### WRITTEN EXERCISE
Wherever "multipoint" appears in a line, list that line.

### THE DATA
- - - -
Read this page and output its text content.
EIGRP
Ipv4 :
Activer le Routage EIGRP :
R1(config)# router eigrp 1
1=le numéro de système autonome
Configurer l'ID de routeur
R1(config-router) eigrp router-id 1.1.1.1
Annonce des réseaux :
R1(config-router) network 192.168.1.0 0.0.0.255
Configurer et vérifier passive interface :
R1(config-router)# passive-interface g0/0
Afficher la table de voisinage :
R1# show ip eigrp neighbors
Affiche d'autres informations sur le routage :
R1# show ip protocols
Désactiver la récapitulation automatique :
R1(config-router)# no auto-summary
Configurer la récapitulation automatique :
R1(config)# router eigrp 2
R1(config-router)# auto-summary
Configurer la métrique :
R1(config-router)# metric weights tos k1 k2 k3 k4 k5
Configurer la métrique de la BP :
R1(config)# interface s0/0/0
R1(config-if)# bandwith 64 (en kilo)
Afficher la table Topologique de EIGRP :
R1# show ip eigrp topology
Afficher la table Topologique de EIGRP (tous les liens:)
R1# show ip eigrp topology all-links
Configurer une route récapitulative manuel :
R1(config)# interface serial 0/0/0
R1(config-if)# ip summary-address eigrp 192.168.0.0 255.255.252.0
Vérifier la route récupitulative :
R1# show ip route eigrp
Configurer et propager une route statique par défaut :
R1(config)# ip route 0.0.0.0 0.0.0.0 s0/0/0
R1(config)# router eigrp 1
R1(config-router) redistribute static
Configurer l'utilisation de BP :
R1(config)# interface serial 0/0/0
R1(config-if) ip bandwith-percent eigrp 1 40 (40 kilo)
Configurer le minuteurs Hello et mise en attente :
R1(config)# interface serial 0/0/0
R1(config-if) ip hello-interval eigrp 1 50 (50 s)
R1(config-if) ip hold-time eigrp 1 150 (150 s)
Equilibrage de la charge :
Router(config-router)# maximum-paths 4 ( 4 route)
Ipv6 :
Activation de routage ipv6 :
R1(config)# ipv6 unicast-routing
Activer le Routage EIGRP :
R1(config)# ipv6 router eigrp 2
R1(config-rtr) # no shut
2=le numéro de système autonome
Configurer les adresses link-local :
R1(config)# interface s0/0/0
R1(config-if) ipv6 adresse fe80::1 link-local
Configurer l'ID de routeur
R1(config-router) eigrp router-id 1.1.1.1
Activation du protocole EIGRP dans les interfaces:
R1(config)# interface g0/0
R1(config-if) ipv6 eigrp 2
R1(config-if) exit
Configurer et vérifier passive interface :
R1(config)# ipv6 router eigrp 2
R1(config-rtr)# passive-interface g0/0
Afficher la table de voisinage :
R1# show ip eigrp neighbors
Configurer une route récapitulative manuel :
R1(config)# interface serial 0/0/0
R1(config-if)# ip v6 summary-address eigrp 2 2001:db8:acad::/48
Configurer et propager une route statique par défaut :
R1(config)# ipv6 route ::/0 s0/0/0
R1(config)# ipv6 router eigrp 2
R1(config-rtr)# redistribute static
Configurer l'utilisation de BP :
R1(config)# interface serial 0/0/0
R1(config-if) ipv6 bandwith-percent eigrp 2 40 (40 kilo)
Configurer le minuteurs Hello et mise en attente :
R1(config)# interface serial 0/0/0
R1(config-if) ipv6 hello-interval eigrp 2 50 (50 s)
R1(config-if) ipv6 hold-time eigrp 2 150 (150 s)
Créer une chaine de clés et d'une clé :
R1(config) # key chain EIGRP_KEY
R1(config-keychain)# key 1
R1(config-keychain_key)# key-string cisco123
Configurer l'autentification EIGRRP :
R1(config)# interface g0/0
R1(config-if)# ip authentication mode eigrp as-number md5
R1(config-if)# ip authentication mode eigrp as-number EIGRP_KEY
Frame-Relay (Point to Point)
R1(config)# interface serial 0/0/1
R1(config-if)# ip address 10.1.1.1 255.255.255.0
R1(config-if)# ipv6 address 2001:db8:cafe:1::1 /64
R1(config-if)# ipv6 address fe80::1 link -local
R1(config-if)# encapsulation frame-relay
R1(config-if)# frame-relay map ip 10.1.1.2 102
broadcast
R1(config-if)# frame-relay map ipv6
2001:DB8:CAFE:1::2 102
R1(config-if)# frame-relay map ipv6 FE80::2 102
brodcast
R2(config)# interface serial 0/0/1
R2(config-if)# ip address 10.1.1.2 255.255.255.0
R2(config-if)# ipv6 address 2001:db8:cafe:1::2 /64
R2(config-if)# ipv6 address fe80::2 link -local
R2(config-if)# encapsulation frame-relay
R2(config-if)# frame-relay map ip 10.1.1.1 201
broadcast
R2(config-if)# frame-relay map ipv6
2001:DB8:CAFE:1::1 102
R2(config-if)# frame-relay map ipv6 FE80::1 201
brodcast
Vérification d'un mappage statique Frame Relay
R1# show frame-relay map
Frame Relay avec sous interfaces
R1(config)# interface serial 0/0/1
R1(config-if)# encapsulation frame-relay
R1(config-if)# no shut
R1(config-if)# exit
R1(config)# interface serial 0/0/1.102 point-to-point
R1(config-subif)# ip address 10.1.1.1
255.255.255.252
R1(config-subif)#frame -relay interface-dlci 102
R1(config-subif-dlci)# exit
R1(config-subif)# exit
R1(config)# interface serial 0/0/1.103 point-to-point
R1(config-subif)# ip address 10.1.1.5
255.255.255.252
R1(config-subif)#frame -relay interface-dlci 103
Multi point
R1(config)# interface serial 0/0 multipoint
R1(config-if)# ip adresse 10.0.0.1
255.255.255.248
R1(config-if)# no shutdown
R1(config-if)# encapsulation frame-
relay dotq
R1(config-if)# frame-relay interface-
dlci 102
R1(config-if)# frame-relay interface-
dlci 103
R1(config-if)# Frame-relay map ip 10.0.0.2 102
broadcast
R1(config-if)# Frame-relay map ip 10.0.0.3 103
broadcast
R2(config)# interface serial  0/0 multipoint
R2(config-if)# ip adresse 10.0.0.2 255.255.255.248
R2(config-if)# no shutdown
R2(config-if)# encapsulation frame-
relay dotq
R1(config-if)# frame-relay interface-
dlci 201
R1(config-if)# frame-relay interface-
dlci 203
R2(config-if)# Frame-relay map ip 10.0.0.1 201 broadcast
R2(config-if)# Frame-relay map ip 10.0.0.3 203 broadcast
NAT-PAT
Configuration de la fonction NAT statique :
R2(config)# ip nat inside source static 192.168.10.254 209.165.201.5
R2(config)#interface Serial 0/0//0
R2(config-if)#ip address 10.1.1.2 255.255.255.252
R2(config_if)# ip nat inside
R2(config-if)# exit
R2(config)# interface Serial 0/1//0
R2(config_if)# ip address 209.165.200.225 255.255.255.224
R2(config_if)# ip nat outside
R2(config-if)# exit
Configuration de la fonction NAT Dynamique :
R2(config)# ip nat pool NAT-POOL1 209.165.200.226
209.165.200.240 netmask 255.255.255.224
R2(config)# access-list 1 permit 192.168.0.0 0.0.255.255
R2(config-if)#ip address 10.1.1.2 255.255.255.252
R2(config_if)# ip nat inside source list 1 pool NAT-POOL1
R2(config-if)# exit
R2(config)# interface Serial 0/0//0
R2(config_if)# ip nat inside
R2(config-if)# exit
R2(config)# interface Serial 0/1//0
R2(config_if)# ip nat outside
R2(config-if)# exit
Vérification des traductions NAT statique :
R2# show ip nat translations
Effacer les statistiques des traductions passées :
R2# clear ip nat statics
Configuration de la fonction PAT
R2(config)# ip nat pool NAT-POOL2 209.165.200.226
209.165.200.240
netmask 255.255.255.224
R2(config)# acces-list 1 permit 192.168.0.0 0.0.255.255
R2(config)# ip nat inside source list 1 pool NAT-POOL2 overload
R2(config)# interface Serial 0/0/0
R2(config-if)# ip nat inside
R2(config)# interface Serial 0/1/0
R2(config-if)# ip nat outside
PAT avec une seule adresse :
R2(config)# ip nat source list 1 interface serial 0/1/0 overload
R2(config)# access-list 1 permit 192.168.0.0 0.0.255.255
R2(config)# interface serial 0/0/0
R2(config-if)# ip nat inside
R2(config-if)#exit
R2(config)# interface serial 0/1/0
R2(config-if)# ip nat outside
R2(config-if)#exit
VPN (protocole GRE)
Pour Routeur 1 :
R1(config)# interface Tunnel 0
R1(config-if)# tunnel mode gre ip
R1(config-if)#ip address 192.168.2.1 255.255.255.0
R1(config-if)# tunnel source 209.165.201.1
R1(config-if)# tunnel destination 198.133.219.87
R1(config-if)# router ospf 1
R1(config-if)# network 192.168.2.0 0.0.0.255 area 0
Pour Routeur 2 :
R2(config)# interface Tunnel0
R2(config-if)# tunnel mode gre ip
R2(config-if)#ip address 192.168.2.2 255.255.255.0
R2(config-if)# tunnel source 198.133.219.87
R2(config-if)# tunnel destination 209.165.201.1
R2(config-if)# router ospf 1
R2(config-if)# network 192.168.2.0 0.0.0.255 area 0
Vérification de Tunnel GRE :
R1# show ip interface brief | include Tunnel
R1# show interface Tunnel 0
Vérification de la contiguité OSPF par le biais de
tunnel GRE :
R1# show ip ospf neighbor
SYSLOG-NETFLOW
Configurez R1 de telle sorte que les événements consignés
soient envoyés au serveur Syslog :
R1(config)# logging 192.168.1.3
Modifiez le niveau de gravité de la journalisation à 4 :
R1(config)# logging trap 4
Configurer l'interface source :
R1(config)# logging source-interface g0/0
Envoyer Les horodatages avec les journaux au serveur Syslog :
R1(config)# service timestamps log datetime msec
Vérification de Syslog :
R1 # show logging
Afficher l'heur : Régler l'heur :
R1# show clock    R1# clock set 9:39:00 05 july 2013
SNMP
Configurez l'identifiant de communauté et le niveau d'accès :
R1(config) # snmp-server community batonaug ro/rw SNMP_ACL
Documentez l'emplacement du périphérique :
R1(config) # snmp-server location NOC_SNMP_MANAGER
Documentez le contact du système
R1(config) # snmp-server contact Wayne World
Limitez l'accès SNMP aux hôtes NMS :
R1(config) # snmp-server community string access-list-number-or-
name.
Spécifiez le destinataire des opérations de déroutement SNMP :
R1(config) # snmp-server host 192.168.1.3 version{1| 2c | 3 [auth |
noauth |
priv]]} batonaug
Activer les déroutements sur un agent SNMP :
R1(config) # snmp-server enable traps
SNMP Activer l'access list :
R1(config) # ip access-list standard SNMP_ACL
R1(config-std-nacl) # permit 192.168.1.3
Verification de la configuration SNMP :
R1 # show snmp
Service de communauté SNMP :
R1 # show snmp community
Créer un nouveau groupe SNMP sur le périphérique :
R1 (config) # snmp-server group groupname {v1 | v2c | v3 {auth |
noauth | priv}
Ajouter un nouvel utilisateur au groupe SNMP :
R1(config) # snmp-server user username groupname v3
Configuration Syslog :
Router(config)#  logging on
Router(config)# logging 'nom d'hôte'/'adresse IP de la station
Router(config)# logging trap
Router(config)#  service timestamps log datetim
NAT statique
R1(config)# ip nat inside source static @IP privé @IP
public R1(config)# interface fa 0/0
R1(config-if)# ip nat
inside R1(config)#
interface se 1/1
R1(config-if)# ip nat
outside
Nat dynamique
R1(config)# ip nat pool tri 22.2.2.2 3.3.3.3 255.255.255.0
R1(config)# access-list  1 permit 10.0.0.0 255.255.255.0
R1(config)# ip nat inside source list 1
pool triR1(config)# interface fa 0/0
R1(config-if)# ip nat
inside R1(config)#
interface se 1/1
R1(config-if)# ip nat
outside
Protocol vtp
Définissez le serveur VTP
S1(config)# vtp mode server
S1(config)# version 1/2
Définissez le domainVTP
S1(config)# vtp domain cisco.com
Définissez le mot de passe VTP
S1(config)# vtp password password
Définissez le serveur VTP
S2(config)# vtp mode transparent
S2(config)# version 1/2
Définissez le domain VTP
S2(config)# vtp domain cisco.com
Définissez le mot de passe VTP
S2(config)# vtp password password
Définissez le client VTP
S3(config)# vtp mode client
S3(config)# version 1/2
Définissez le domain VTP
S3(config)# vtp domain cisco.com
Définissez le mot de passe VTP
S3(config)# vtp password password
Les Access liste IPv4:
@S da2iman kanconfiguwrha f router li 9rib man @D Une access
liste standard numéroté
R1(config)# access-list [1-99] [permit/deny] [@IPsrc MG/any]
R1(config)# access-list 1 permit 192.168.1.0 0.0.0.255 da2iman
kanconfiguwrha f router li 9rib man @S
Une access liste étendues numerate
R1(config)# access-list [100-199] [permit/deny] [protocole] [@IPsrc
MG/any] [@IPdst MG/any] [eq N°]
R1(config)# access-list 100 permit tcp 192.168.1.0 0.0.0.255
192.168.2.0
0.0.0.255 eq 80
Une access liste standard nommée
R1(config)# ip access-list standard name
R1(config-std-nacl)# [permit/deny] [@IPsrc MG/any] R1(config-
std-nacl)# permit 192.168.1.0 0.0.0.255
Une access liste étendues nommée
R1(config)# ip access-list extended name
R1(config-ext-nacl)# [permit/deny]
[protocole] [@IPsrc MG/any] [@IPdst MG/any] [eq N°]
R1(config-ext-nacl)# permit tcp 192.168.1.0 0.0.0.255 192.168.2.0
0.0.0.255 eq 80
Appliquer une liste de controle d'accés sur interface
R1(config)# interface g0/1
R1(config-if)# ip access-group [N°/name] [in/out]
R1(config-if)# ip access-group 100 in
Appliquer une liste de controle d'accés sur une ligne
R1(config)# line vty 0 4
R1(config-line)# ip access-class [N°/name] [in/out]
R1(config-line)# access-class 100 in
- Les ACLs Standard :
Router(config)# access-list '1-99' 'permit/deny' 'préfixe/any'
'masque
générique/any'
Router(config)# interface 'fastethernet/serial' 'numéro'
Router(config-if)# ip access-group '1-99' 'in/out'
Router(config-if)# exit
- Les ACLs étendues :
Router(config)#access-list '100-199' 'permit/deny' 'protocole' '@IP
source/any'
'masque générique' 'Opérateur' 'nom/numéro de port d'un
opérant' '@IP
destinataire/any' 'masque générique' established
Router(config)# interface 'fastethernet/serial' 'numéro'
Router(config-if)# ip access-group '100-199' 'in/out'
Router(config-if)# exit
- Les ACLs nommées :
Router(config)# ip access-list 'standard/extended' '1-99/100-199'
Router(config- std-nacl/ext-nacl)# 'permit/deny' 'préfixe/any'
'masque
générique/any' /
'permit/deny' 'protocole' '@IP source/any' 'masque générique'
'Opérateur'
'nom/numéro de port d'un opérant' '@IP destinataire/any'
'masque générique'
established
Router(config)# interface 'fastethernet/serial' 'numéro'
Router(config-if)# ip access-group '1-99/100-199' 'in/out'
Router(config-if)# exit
- - - -
### OUTPUT OF THE TASK
R1(config)# interface serial 0/0 multipoint
R2(config)# interface serial  0/0 multipoint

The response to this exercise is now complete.